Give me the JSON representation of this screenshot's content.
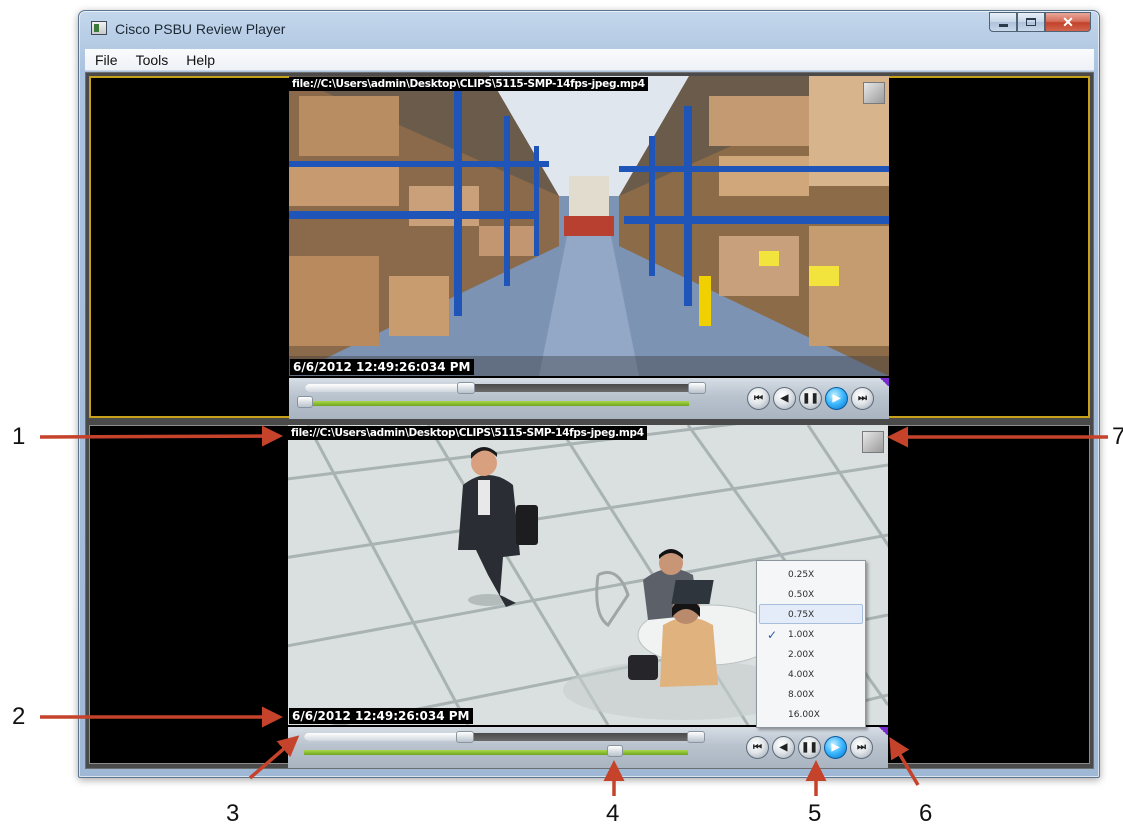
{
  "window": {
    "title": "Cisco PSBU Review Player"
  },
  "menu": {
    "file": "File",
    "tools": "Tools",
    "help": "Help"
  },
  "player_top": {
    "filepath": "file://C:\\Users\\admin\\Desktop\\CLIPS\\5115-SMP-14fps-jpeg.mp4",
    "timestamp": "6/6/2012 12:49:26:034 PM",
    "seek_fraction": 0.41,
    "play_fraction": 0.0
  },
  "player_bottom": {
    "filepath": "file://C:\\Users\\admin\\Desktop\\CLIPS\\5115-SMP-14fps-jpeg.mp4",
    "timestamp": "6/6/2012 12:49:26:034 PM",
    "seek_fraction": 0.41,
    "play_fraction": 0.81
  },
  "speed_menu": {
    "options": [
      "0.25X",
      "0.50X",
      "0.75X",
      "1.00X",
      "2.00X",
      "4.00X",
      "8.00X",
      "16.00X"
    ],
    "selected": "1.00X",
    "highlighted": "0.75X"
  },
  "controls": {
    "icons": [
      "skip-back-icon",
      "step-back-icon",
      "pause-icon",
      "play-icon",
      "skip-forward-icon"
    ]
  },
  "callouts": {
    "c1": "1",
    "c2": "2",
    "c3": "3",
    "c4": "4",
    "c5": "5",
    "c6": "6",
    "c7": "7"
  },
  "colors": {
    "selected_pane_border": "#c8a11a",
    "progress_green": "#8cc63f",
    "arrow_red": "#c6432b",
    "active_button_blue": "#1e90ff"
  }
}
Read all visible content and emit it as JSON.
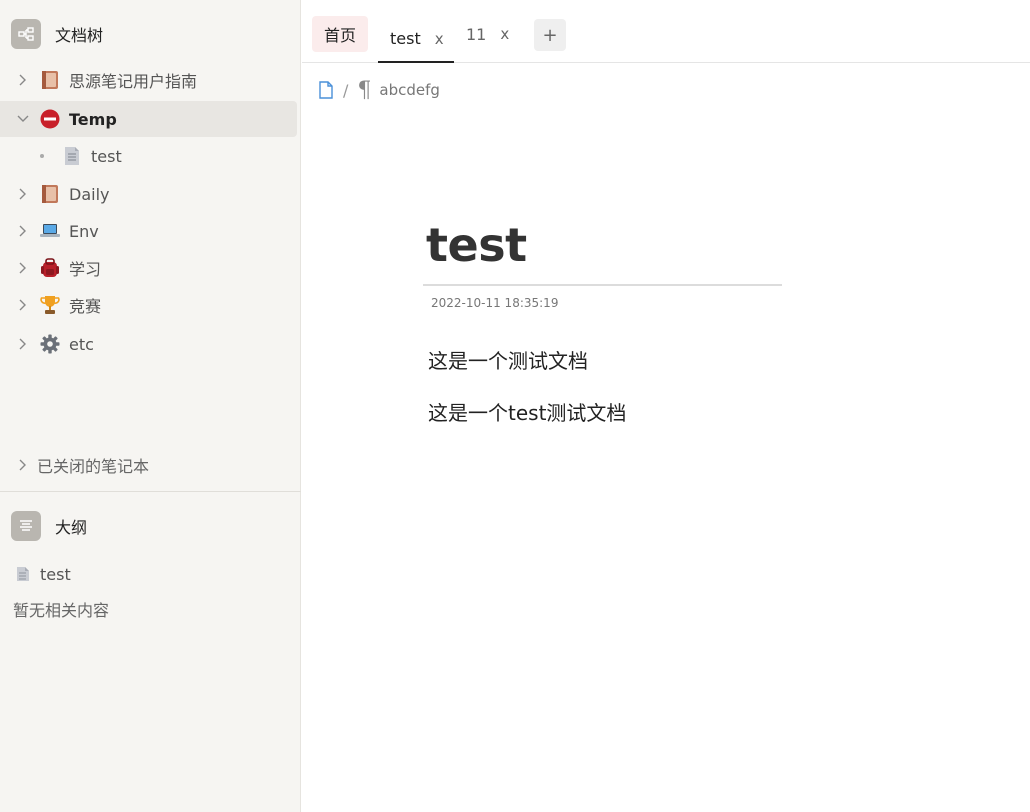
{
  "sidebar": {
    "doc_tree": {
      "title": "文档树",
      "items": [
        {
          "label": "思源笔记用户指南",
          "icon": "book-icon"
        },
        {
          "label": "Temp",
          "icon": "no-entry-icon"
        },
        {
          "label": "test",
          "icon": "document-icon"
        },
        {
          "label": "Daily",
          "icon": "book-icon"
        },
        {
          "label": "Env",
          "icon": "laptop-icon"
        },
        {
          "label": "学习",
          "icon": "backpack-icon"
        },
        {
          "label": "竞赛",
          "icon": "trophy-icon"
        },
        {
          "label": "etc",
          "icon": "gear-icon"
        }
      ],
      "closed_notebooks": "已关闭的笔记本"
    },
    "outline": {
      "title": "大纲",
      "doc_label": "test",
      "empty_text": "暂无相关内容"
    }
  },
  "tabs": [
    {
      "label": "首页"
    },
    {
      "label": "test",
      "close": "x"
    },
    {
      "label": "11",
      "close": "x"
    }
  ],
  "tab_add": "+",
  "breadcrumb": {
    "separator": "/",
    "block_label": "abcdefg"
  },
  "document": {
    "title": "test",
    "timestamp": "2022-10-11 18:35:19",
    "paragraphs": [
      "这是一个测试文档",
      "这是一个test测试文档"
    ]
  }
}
...
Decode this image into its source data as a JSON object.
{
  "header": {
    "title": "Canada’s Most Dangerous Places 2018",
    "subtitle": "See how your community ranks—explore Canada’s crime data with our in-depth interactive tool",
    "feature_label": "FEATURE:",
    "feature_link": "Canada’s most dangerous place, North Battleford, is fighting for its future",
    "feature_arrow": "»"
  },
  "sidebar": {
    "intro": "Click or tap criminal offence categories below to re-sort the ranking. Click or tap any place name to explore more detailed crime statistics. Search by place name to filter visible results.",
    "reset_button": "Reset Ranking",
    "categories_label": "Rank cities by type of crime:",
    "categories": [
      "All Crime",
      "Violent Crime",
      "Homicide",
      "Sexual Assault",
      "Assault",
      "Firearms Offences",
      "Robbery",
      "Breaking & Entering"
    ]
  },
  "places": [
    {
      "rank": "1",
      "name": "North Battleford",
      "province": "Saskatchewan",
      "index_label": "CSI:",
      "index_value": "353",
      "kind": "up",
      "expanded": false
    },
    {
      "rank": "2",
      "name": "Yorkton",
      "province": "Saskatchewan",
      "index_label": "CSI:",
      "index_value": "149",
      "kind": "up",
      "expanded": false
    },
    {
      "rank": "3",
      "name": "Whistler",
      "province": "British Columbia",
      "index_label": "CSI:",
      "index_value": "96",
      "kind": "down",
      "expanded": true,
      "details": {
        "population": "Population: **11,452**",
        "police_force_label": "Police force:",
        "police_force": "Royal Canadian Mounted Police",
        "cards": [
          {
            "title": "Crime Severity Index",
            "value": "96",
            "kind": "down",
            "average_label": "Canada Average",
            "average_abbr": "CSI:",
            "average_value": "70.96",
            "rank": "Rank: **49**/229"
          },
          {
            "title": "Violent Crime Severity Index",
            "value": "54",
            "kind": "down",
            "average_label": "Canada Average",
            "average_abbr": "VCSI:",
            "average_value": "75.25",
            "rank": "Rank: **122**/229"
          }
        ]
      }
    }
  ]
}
* * *
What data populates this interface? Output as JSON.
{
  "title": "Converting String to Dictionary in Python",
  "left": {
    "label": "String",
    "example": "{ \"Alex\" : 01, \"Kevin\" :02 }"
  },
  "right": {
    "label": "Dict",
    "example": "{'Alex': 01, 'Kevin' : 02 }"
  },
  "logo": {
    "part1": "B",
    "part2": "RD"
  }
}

== Prompt ==
Look through the entries and work out how many lines have the word "Severity" in them; reply with that number only.

== Answer to this exercise ==
2